■ Description of the task ■
Search the material and gather each line with "далее" in it.

■ Data supplied ■
#####

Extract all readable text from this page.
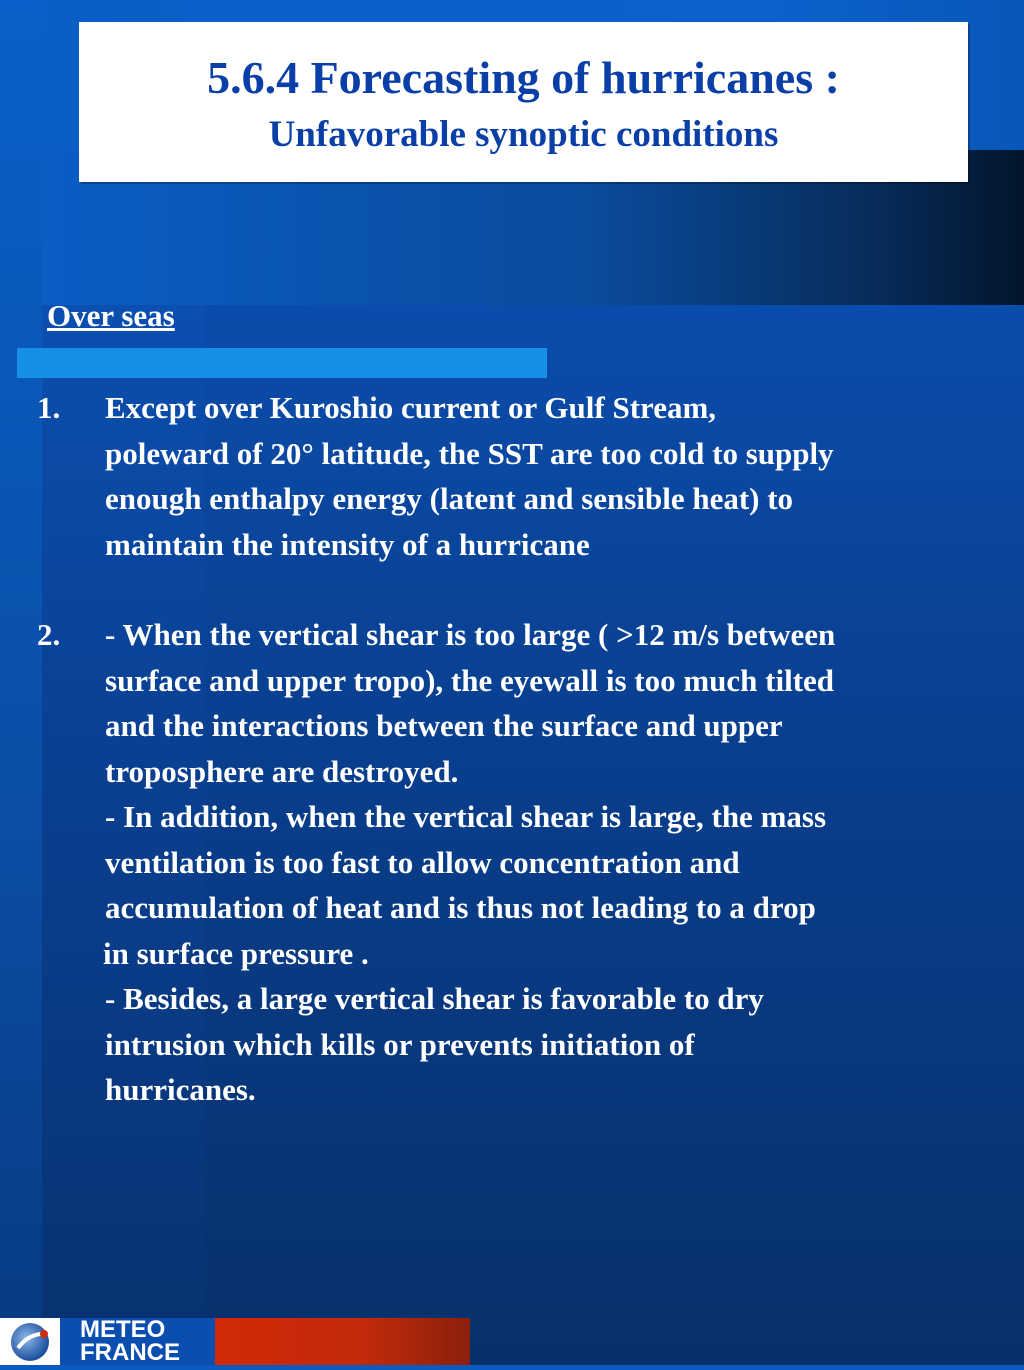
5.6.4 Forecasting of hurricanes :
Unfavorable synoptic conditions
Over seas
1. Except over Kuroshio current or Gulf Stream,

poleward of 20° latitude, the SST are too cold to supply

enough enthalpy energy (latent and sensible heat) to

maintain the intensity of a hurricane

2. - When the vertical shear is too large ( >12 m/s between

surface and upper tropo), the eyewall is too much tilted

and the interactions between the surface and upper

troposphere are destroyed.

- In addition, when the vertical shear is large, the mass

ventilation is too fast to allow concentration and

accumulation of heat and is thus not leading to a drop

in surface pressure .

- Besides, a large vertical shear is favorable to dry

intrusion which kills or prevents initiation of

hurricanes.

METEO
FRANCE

#####

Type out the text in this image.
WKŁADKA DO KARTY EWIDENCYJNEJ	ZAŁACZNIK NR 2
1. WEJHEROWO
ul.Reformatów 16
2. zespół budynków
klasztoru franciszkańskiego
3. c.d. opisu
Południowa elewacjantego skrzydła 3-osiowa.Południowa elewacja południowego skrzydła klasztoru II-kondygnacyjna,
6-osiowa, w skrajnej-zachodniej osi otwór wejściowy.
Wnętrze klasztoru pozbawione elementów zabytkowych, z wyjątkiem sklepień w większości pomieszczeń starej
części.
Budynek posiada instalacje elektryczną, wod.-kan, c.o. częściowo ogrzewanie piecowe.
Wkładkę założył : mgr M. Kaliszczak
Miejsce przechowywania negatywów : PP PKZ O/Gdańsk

#####

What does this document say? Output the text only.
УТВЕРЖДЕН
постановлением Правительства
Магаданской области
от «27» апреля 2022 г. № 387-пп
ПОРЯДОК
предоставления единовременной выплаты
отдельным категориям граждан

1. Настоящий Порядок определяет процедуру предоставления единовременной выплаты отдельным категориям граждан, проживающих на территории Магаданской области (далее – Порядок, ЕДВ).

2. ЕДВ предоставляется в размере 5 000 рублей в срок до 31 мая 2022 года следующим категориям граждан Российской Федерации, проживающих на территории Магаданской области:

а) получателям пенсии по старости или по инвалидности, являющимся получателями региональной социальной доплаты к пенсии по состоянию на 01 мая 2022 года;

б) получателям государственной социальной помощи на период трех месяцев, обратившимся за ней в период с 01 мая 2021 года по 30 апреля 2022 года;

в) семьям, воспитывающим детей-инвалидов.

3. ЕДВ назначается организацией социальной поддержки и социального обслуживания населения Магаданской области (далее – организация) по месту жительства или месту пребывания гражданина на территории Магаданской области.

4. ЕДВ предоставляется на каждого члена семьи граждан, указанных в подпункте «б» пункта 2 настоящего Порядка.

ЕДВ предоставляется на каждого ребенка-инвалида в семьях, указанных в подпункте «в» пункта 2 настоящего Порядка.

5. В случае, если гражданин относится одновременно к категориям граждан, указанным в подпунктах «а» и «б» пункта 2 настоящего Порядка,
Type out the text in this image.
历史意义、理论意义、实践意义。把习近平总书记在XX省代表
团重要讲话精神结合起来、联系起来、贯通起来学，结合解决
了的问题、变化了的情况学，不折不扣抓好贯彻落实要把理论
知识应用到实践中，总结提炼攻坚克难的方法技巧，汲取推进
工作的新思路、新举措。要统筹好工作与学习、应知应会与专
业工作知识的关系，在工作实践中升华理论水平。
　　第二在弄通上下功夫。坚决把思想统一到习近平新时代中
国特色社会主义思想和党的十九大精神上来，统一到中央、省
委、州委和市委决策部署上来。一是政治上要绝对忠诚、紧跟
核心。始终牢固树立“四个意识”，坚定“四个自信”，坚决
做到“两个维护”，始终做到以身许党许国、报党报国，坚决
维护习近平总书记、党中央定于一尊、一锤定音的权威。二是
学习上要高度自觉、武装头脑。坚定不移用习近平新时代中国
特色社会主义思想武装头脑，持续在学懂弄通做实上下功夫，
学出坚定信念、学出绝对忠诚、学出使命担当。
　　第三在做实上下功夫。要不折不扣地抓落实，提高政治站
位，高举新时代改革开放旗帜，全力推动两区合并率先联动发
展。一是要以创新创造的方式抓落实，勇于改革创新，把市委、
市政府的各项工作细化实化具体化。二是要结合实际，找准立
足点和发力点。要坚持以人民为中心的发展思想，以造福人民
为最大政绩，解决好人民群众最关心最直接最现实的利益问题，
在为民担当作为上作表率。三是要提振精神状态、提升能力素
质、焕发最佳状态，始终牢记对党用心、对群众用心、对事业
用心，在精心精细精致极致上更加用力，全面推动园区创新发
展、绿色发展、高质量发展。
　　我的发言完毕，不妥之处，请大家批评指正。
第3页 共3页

#####

■ Exercise answer ■
1. Настоящий Порядок определяет процедуру предоставления единовременной выплаты отдельным категориям граждан, проживающих на территории Магаданской области (далее – Порядок, ЕДВ).
3. ЕДВ назначается организацией социальной поддержки и социального обслуживания населения Магаданской области (далее – организация) по месту жительства или месту пребывания гражданина на территории Магаданской области.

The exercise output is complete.